▶ Available data
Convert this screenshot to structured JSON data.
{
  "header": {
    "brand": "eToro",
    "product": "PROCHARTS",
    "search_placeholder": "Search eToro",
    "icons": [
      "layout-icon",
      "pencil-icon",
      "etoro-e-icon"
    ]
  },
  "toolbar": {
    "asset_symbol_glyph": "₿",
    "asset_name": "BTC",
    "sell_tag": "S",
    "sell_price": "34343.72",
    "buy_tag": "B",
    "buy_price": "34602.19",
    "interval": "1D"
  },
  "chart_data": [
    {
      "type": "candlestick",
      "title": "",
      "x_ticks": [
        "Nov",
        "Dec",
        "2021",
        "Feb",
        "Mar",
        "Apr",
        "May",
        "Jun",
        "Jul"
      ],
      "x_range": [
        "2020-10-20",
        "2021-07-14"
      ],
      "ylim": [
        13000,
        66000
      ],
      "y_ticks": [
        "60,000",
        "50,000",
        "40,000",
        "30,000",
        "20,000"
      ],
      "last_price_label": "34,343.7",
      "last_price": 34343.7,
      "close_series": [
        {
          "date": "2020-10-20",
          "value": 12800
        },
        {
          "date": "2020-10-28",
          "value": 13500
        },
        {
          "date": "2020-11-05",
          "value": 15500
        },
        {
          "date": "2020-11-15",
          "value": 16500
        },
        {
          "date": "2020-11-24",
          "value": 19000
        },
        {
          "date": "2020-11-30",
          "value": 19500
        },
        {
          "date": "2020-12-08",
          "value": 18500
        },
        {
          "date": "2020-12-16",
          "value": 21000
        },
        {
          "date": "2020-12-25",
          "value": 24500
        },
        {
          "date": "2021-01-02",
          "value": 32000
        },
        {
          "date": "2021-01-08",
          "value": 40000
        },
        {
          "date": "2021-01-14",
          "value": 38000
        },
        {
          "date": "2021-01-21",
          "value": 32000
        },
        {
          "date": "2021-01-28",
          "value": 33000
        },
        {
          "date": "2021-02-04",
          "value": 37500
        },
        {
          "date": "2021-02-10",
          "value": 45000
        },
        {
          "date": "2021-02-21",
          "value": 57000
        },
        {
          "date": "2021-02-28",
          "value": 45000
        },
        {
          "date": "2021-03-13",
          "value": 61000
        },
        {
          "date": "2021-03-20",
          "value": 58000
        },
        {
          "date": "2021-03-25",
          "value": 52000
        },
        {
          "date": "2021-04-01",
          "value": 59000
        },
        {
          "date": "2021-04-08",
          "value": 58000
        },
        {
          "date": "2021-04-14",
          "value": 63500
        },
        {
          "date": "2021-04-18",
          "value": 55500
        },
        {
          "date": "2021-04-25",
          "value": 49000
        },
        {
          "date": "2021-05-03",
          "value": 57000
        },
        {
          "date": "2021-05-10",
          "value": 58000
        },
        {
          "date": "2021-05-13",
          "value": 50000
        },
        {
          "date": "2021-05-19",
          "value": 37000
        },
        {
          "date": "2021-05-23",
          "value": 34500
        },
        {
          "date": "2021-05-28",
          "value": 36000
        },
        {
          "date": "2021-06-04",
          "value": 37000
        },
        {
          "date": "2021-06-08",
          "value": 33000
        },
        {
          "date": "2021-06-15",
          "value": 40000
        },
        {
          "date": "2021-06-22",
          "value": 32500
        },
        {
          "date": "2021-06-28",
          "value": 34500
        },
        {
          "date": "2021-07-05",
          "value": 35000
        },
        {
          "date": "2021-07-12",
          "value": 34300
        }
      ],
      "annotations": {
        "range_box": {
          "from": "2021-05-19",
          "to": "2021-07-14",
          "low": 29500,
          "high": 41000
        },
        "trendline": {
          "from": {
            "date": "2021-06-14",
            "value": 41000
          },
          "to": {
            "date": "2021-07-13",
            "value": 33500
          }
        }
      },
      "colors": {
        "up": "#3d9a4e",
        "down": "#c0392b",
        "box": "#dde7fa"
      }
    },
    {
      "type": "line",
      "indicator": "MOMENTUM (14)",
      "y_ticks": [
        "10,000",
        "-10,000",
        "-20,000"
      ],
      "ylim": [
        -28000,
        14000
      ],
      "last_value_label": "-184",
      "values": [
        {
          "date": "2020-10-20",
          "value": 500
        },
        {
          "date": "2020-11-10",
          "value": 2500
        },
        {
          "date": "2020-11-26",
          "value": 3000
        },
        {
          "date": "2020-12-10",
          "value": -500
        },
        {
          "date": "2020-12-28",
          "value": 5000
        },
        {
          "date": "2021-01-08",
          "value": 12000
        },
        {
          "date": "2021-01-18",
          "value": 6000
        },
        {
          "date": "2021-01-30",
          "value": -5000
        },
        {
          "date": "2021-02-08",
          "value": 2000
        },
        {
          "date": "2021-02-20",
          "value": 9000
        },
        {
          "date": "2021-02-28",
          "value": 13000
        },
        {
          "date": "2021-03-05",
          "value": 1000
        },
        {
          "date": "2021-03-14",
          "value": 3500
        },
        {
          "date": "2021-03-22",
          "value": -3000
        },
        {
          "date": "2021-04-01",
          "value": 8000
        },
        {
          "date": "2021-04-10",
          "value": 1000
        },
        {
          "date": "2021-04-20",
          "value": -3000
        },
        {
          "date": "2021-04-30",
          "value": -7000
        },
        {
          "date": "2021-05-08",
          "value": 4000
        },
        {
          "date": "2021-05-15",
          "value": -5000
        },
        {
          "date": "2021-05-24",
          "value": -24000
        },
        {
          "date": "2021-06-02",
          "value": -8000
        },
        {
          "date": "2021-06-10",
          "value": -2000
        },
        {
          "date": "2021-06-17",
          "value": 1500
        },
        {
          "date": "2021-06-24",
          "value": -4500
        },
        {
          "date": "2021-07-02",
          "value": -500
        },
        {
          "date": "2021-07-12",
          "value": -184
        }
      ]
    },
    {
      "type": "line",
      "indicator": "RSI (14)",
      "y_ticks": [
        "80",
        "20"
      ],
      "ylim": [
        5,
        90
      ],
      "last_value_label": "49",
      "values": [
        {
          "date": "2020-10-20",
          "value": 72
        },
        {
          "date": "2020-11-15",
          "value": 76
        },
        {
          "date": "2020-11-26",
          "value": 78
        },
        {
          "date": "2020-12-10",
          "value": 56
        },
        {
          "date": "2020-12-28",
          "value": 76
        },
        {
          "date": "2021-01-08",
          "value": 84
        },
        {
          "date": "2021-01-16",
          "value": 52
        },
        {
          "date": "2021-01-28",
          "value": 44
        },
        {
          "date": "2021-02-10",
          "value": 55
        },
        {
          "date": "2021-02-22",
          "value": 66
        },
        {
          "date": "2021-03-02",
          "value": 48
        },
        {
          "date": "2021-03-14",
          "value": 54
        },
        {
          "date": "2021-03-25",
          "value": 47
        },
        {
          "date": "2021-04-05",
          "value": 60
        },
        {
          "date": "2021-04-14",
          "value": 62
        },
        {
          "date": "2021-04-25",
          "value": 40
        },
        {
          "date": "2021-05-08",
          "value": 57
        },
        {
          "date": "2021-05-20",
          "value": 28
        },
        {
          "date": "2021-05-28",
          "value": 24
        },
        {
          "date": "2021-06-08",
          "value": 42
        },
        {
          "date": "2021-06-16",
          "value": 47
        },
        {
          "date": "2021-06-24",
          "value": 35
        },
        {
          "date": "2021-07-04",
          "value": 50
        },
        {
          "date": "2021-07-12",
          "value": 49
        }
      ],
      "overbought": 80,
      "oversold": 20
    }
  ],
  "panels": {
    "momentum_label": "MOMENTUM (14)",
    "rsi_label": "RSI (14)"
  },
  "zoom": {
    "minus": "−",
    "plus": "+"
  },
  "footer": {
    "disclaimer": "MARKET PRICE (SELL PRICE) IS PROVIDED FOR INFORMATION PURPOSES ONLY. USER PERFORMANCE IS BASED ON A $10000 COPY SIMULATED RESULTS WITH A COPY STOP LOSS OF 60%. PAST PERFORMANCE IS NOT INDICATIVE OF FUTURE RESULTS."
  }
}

▶ Written problem
Reply with nothing but a number: how many lines of the entries above contain the string "MOMENTUM"?

▶ Full answer
2